Collected data:
* START *

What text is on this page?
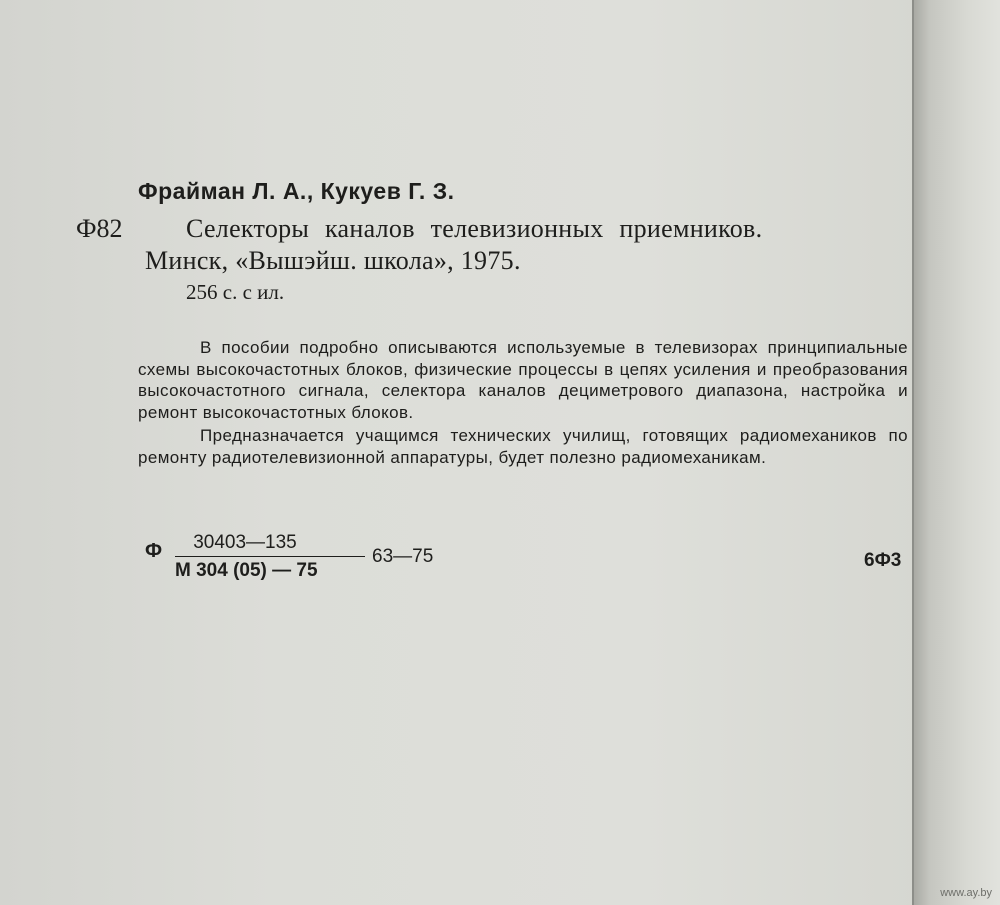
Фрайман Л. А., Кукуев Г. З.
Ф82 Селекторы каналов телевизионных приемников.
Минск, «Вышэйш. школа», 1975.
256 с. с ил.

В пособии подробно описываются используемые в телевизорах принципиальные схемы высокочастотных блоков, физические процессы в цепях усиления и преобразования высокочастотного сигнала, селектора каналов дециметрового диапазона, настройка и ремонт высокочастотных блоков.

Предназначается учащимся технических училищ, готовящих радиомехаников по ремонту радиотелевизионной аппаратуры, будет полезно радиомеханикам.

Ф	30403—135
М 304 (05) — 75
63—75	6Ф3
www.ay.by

* END *

Without the pictures, print the records in full, exactly as they appear.

What text is on this page?
Фрайман Л. А., Кукуев Г. З.
Ф82 Селекторы каналов телевизионных приемников.
Минск, «Вышэйш. школа», 1975.
256 с. с ил.

В пособии подробно описываются используемые в телевизорах принципиальные схемы высокочастотных блоков, физические процессы в цепях усиления и преобразования высокочастотного сигнала, селектора каналов дециметрового диапазона, настройка и ремонт высокочастотных блоков.

Предназначается учащимся технических училищ, готовящих радиомехаников по ремонту радиотелевизионной аппаратуры, будет полезно радиомеханикам.

Ф	30403—135
М 304 (05) — 75
63—75	6Ф3
www.ay.by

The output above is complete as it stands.